### Input rows

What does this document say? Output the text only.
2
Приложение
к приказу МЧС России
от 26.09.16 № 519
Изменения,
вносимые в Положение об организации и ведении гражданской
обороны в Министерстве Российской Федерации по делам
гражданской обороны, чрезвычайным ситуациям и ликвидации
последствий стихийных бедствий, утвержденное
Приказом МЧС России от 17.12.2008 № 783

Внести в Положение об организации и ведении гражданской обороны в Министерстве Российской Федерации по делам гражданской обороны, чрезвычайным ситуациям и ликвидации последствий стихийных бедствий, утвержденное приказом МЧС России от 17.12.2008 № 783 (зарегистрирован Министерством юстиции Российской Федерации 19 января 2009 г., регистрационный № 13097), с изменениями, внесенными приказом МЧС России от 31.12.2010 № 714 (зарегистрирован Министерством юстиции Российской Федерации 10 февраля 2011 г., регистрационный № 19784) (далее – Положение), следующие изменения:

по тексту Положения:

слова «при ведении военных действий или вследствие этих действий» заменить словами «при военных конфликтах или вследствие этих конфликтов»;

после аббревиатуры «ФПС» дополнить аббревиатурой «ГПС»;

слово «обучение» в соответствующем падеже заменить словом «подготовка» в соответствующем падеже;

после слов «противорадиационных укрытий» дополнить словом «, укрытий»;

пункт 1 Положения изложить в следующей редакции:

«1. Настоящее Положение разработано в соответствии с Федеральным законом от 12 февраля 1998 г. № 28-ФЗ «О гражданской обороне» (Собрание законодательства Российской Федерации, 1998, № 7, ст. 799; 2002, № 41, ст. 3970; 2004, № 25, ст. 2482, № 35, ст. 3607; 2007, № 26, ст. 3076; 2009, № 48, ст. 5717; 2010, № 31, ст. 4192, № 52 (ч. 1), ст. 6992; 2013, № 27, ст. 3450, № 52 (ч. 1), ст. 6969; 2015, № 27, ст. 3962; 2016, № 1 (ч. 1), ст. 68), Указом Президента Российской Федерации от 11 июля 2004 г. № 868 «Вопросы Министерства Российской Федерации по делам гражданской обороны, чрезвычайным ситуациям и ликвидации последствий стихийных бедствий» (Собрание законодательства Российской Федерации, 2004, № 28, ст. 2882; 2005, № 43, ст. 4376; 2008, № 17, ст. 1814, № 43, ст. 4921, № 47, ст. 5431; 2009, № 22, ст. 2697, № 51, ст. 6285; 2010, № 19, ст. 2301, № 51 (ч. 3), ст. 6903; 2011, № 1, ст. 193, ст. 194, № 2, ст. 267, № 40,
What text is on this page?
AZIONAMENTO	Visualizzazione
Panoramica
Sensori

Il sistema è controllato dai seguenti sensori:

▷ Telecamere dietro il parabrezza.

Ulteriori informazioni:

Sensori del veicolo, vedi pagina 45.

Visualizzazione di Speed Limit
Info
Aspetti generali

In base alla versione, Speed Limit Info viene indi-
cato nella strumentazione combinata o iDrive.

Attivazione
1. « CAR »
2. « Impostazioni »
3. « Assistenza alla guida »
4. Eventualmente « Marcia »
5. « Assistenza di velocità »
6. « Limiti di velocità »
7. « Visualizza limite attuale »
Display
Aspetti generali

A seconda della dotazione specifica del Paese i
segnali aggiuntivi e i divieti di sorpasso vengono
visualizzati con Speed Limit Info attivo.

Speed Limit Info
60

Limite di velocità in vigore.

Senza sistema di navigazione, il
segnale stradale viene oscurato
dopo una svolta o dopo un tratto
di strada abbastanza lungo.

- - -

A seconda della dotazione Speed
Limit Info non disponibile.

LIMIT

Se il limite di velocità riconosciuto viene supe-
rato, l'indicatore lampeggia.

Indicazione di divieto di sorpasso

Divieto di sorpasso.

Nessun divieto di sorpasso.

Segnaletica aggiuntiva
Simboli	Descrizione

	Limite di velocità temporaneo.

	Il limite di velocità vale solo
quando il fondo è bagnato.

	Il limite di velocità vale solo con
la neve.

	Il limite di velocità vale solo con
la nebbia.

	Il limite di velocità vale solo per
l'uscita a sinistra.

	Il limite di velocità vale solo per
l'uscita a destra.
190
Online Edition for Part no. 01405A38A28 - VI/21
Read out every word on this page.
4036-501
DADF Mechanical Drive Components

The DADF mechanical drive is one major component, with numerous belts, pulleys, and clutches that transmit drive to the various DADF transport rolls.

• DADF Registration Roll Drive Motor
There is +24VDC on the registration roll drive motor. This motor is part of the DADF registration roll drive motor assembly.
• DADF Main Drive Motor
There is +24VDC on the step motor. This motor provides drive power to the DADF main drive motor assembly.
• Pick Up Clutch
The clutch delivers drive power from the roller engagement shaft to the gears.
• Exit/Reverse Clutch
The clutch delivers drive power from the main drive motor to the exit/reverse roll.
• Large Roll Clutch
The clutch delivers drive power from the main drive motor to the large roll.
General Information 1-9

### Task goal
Reproduce the material precisely, including every line.

### Correct response
What does this document say? Output the text only.
2
Приложение
к приказу МЧС России
от 26.09.16 № 519
Изменения,
вносимые в Положение об организации и ведении гражданской
обороны в Министерстве Российской Федерации по делам
гражданской обороны, чрезвычайным ситуациям и ликвидации
последствий стихийных бедствий, утвержденное
Приказом МЧС России от 17.12.2008 № 783

Внести в Положение об организации и ведении гражданской обороны в Министерстве Российской Федерации по делам гражданской обороны, чрезвычайным ситуациям и ликвидации последствий стихийных бедствий, утвержденное приказом МЧС России от 17.12.2008 № 783 (зарегистрирован Министерством юстиции Российской Федерации 19 января 2009 г., регистрационный № 13097), с изменениями, внесенными приказом МЧС России от 31.12.2010 № 714 (зарегистрирован Министерством юстиции Российской Федерации 10 февраля 2011 г., регистрационный № 19784) (далее – Положение), следующие изменения:

по тексту Положения:

слова «при ведении военных действий или вследствие этих действий» заменить словами «при военных конфликтах или вследствие этих конфликтов»;

после аббревиатуры «ФПС» дополнить аббревиатурой «ГПС»;

слово «обучение» в соответствующем падеже заменить словом «подготовка» в соответствующем падеже;

после слов «противорадиационных укрытий» дополнить словом «, укрытий»;

пункт 1 Положения изложить в следующей редакции:

«1. Настоящее Положение разработано в соответствии с Федеральным законом от 12 февраля 1998 г. № 28-ФЗ «О гражданской обороне» (Собрание законодательства Российской Федерации, 1998, № 7, ст. 799; 2002, № 41, ст. 3970; 2004, № 25, ст. 2482, № 35, ст. 3607; 2007, № 26, ст. 3076; 2009, № 48, ст. 5717; 2010, № 31, ст. 4192, № 52 (ч. 1), ст. 6992; 2013, № 27, ст. 3450, № 52 (ч. 1), ст. 6969; 2015, № 27, ст. 3962; 2016, № 1 (ч. 1), ст. 68), Указом Президента Российской Федерации от 11 июля 2004 г. № 868 «Вопросы Министерства Российской Федерации по делам гражданской обороны, чрезвычайным ситуациям и ликвидации последствий стихийных бедствий» (Собрание законодательства Российской Федерации, 2004, № 28, ст. 2882; 2005, № 43, ст. 4376; 2008, № 17, ст. 1814, № 43, ст. 4921, № 47, ст. 5431; 2009, № 22, ст. 2697, № 51, ст. 6285; 2010, № 19, ст. 2301, № 51 (ч. 3), ст. 6903; 2011, № 1, ст. 193, ст. 194, № 2, ст. 267, № 40,
What text is on this page?
AZIONAMENTO	Visualizzazione
Panoramica
Sensori

Il sistema è controllato dai seguenti sensori:

▷ Telecamere dietro il parabrezza.

Ulteriori informazioni:

Sensori del veicolo, vedi pagina 45.

Visualizzazione di Speed Limit
Info
Aspetti generali

In base alla versione, Speed Limit Info viene indi-
cato nella strumentazione combinata o iDrive.

Attivazione
1. « CAR »
2. « Impostazioni »
3. « Assistenza alla guida »
4. Eventualmente « Marcia »
5. « Assistenza di velocità »
6. « Limiti di velocità »
7. « Visualizza limite attuale »
Display
Aspetti generali

A seconda della dotazione specifica del Paese i
segnali aggiuntivi e i divieti di sorpasso vengono
visualizzati con Speed Limit Info attivo.

Speed Limit Info
60

Limite di velocità in vigore.

Senza sistema di navigazione, il
segnale stradale viene oscurato
dopo una svolta o dopo un tratto
di strada abbastanza lungo.

- - -

A seconda della dotazione Speed
Limit Info non disponibile.

LIMIT

Se il limite di velocità riconosciuto viene supe-
rato, l'indicatore lampeggia.

Indicazione di divieto di sorpasso

Divieto di sorpasso.

Nessun divieto di sorpasso.

Segnaletica aggiuntiva
Simboli	Descrizione

	Limite di velocità temporaneo.

	Il limite di velocità vale solo
quando il fondo è bagnato.

	Il limite di velocità vale solo con
la neve.

	Il limite di velocità vale solo con
la nebbia.

	Il limite di velocità vale solo per
l'uscita a sinistra.

	Il limite di velocità vale solo per
l'uscita a destra.
190
Online Edition for Part no. 01405A38A28 - VI/21
Read out every word on this page.
4036-501
DADF Mechanical Drive Components

The DADF mechanical drive is one major component, with numerous belts, pulleys, and clutches that transmit drive to the various DADF transport rolls.

• DADF Registration Roll Drive Motor
There is +24VDC on the registration roll drive motor. This motor is part of the DADF registration roll drive motor assembly.
• DADF Main Drive Motor
There is +24VDC on the step motor. This motor provides drive power to the DADF main drive motor assembly.
• Pick Up Clutch
The clutch delivers drive power from the roller engagement shaft to the gears.
• Exit/Reverse Clutch
The clutch delivers drive power from the main drive motor to the exit/reverse roll.
• Large Roll Clutch
The clutch delivers drive power from the main drive motor to the large roll.
General Information 1-9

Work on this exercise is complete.